→ **YOUR OBJECTIVE**
Below is a block of records. Copy every line in it that contains the word "tracking".

→ **MATERIAL SHOWN**
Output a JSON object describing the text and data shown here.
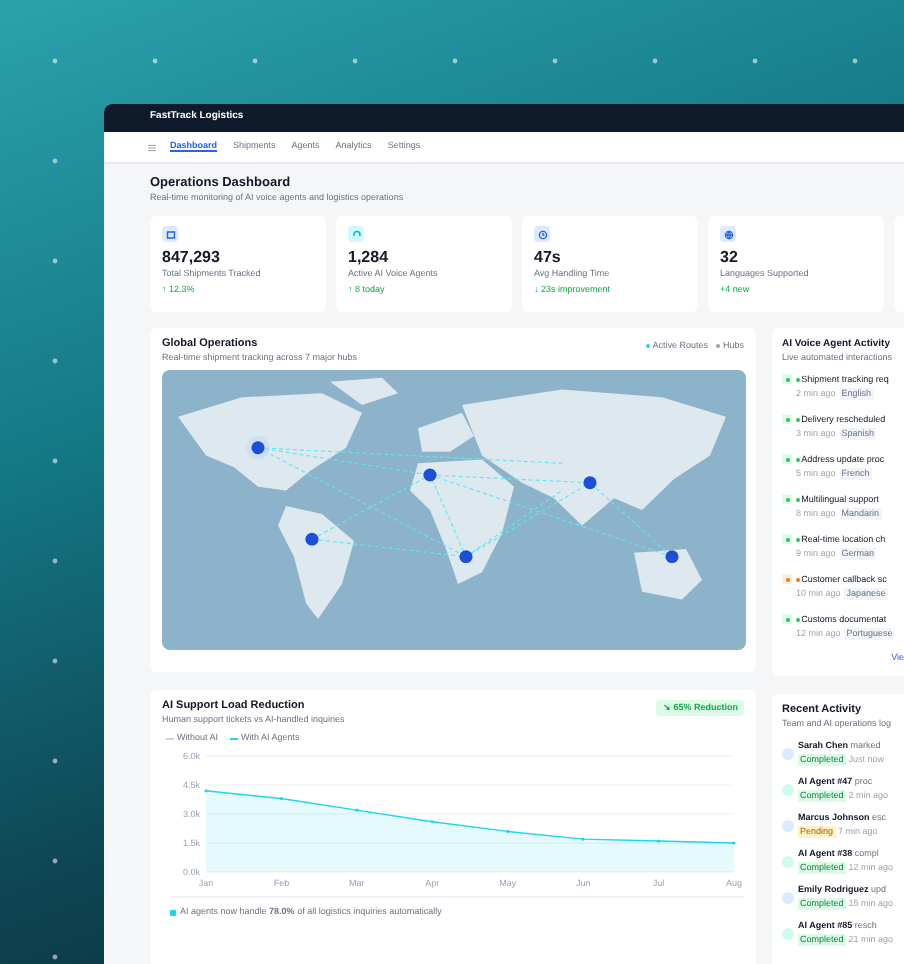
{
  "app": {
    "name": "FastTrack Logistics"
  },
  "nav": [
    {
      "label": "Dashboard",
      "selected": true
    },
    {
      "label": "Shipments",
      "selected": false
    },
    {
      "label": "Agents",
      "selected": false
    },
    {
      "label": "Analytics",
      "selected": false
    },
    {
      "label": "Settings",
      "selected": false
    }
  ],
  "header": {
    "title": "Operations Dashboard",
    "subtitle": "Real-time monitoring of AI voice agents and logistics operations"
  },
  "stats": [
    {
      "value": "847,293",
      "label": "Total Shipments Tracked",
      "change": "↑ 12.3%"
    },
    {
      "value": "1,284",
      "label": "Active AI Voice Agents",
      "change": "↑ 8 today"
    },
    {
      "value": "47s",
      "label": "Avg Handling Time",
      "change": "↓ 23s improvement"
    },
    {
      "value": "32",
      "label": "Languages Supported",
      "change": "+4 new"
    }
  ],
  "global_operations": {
    "title": "Global Operations",
    "subtitle": "Real-time shipment tracking across 7 major hubs",
    "legend": [
      {
        "label": "Active Routes",
        "color": "#22d3ee"
      },
      {
        "label": "Hubs",
        "color": "#94a3b8"
      }
    ]
  },
  "voice_activity": {
    "title": "AI Voice Agent Activity",
    "subtitle": "Live automated interactions",
    "items": [
      {
        "text": "Shipment tracking req",
        "time": "2 min ago",
        "language": "English",
        "kind": "success"
      },
      {
        "text": "Delivery rescheduled",
        "time": "3 min ago",
        "language": "Spanish",
        "kind": "success"
      },
      {
        "text": "Address update proc",
        "time": "5 min ago",
        "language": "French",
        "kind": "success"
      },
      {
        "text": "Multilingual support",
        "time": "8 min ago",
        "language": "Mandarin",
        "kind": "success"
      },
      {
        "text": "Real-time location ch",
        "time": "9 min ago",
        "language": "German",
        "kind": "success"
      },
      {
        "text": "Customer callback sc",
        "time": "10 min ago",
        "language": "Japanese",
        "kind": "callback"
      },
      {
        "text": "Customs documentat",
        "time": "12 min ago",
        "language": "Portuguese",
        "kind": "success"
      }
    ],
    "link": "Vie"
  },
  "load_reduction": {
    "title": "AI Support Load Reduction",
    "subtitle": "Human support tickets vs AI-handled inquiries",
    "badge": "↘ 65% Reduction",
    "legend": [
      {
        "label": "Without AI",
        "color": "#cbd5e1"
      }
    ],
    "chart_data": {
      "type": "area",
      "grid": true,
      "categories": [
        "Jan",
        "Feb",
        "Mar",
        "Apr",
        "May",
        "Jun",
        "Jul",
        "Aug"
      ],
      "series": [
        {
          "name": "With AI Agents",
          "color": "#22d3ee",
          "values": [
            4.2,
            3.8,
            3.2,
            2.6,
            2.1,
            1.7,
            1.6,
            1.5
          ]
        }
      ],
      "ylim": [
        0,
        6
      ],
      "yticks": [
        {
          "value": 0,
          "label": "0.0k"
        },
        {
          "value": 1.5,
          "label": "1.5k"
        },
        {
          "value": 3,
          "label": "3.0k"
        },
        {
          "value": 4.5,
          "label": "4.5k"
        },
        {
          "value": 6,
          "label": "6.0k"
        }
      ]
    },
    "footnote": "AI agents now handle **78.0%** of all logistics inquiries automatically"
  },
  "recent_activity": {
    "title": "Recent Activity",
    "subtitle": "Team and AI operations log",
    "items": [
      {
        "name": "Sarah Chen",
        "action": "marked",
        "status": "Completed",
        "pending": false,
        "time": "Just now",
        "kind": "person"
      },
      {
        "name": "AI Agent #47",
        "action": "proc",
        "status": "Completed",
        "pending": false,
        "time": "2 min ago",
        "kind": "agent"
      },
      {
        "name": "Marcus Johnson",
        "action": "esc",
        "status": "Pending",
        "pending": true,
        "time": "7 min ago",
        "kind": "person"
      },
      {
        "name": "AI Agent #38",
        "action": "compl",
        "status": "Completed",
        "pending": false,
        "time": "12 min ago",
        "kind": "agent"
      },
      {
        "name": "Emily Rodriguez",
        "action": "upd",
        "status": "Completed",
        "pending": false,
        "time": "15 min ago",
        "kind": "person"
      },
      {
        "name": "AI Agent #85",
        "action": "resch",
        "status": "Completed",
        "pending": false,
        "time": "21 min ago",
        "kind": "agent"
      }
    ]
  }
}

→ **FINISHED TASK**
    "subtitle": "Real-time shipment tracking across 7 major hubs",
        "text": "Shipment tracking req",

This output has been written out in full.